YOUR OBJECTIVE
Every record here should be printed again exactly.

(Dataset entries)
• • • • •

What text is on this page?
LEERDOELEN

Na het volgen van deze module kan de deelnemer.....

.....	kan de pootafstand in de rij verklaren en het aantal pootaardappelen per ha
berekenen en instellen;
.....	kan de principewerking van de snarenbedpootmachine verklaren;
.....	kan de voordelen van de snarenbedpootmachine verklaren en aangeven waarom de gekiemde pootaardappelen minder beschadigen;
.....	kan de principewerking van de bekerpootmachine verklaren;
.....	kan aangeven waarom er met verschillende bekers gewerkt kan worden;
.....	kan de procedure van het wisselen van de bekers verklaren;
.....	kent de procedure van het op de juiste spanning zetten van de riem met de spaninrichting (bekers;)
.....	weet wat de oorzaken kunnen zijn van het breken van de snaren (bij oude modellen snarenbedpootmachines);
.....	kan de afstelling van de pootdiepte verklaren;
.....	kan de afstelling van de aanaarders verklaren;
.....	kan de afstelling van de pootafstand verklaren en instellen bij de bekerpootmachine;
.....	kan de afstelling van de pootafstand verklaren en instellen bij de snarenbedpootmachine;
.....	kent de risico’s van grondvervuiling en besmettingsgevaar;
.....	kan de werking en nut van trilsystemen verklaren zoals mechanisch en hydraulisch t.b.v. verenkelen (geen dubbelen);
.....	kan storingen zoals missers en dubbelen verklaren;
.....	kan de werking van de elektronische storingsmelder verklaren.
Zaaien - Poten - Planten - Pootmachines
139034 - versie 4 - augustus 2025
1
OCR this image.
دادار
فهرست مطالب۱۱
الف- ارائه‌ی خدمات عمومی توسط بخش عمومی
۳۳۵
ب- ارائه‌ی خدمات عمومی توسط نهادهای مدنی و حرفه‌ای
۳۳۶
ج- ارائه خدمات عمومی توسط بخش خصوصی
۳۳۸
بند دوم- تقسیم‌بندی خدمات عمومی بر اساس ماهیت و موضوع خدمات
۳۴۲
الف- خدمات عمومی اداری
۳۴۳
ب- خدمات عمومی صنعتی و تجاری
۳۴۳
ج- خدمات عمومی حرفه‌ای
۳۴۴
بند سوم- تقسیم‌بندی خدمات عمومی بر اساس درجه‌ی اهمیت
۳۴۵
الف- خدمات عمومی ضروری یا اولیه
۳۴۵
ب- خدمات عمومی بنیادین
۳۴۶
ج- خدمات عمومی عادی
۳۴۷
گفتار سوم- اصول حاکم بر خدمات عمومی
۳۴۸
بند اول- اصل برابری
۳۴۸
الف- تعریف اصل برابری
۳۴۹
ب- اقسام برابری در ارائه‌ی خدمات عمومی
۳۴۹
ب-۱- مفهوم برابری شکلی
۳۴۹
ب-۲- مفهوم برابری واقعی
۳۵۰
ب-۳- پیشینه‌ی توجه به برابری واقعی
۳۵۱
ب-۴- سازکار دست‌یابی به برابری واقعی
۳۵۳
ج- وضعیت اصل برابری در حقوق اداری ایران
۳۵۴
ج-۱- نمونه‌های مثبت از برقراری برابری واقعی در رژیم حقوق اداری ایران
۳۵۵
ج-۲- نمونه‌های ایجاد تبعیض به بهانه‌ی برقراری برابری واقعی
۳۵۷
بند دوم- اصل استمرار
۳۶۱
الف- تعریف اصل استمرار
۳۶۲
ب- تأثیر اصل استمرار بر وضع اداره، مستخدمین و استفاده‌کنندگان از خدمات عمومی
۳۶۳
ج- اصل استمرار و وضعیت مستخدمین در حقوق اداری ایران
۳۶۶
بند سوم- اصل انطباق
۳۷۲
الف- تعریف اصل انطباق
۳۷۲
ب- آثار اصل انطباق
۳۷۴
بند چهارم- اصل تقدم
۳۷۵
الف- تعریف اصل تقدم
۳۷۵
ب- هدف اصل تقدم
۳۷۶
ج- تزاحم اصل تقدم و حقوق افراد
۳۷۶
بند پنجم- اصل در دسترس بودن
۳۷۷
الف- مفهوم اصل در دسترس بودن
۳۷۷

• • • • •

EXERCISE OUTPUT
What text is on this page?
LEERDOELEN

Na het volgen van deze module kan de deelnemer.....

.....	kan de pootafstand in de rij verklaren en het aantal pootaardappelen per ha
berekenen en instellen;
.....	kan de principewerking van de snarenbedpootmachine verklaren;
.....	kan de voordelen van de snarenbedpootmachine verklaren en aangeven waarom de gekiemde pootaardappelen minder beschadigen;
.....	kan de principewerking van de bekerpootmachine verklaren;
.....	kan aangeven waarom er met verschillende bekers gewerkt kan worden;
.....	kan de procedure van het wisselen van de bekers verklaren;
.....	kent de procedure van het op de juiste spanning zetten van de riem met de spaninrichting (bekers;)
.....	weet wat de oorzaken kunnen zijn van het breken van de snaren (bij oude modellen snarenbedpootmachines);
.....	kan de afstelling van de pootdiepte verklaren;
.....	kan de afstelling van de aanaarders verklaren;
.....	kan de afstelling van de pootafstand verklaren en instellen bij de bekerpootmachine;
.....	kan de afstelling van de pootafstand verklaren en instellen bij de snarenbedpootmachine;
.....	kent de risico’s van grondvervuiling en besmettingsgevaar;
.....	kan de werking en nut van trilsystemen verklaren zoals mechanisch en hydraulisch t.b.v. verenkelen (geen dubbelen);
.....	kan storingen zoals missers en dubbelen verklaren;
.....	kan de werking van de elektronische storingsmelder verklaren.
Zaaien - Poten - Planten - Pootmachines
139034 - versie 4 - augustus 2025
1
OCR this image.
دادار
فهرست مطالب۱۱
الف- ارائه‌ی خدمات عمومی توسط بخش عمومی
۳۳۵
ب- ارائه‌ی خدمات عمومی توسط نهادهای مدنی و حرفه‌ای
۳۳۶
ج- ارائه خدمات عمومی توسط بخش خصوصی
۳۳۸
بند دوم- تقسیم‌بندی خدمات عمومی بر اساس ماهیت و موضوع خدمات
۳۴۲
الف- خدمات عمومی اداری
۳۴۳
ب- خدمات عمومی صنعتی و تجاری
۳۴۳
ج- خدمات عمومی حرفه‌ای
۳۴۴
بند سوم- تقسیم‌بندی خدمات عمومی بر اساس درجه‌ی اهمیت
۳۴۵
الف- خدمات عمومی ضروری یا اولیه
۳۴۵
ب- خدمات عمومی بنیادین
۳۴۶
ج- خدمات عمومی عادی
۳۴۷
گفتار سوم- اصول حاکم بر خدمات عمومی
۳۴۸
بند اول- اصل برابری
۳۴۸
الف- تعریف اصل برابری
۳۴۹
ب- اقسام برابری در ارائه‌ی خدمات عمومی
۳۴۹
ب-۱- مفهوم برابری شکلی
۳۴۹
ب-۲- مفهوم برابری واقعی
۳۵۰
ب-۳- پیشینه‌ی توجه به برابری واقعی
۳۵۱
ب-۴- سازکار دست‌یابی به برابری واقعی
۳۵۳
ج- وضعیت اصل برابری در حقوق اداری ایران
۳۵۴
ج-۱- نمونه‌های مثبت از برقراری برابری واقعی در رژیم حقوق اداری ایران
۳۵۵
ج-۲- نمونه‌های ایجاد تبعیض به بهانه‌ی برقراری برابری واقعی
۳۵۷
بند دوم- اصل استمرار
۳۶۱
الف- تعریف اصل استمرار
۳۶۲
ب- تأثیر اصل استمرار بر وضع اداره، مستخدمین و استفاده‌کنندگان از خدمات عمومی
۳۶۳
ج- اصل استمرار و وضعیت مستخدمین در حقوق اداری ایران
۳۶۶
بند سوم- اصل انطباق
۳۷۲
الف- تعریف اصل انطباق
۳۷۲
ب- آثار اصل انطباق
۳۷۴
بند چهارم- اصل تقدم
۳۷۵
الف- تعریف اصل تقدم
۳۷۵
ب- هدف اصل تقدم
۳۷۶
ج- تزاحم اصل تقدم و حقوق افراد
۳۷۶
بند پنجم- اصل در دسترس بودن
۳۷۷
الف- مفهوم اصل در دسترس بودن
۳۷۷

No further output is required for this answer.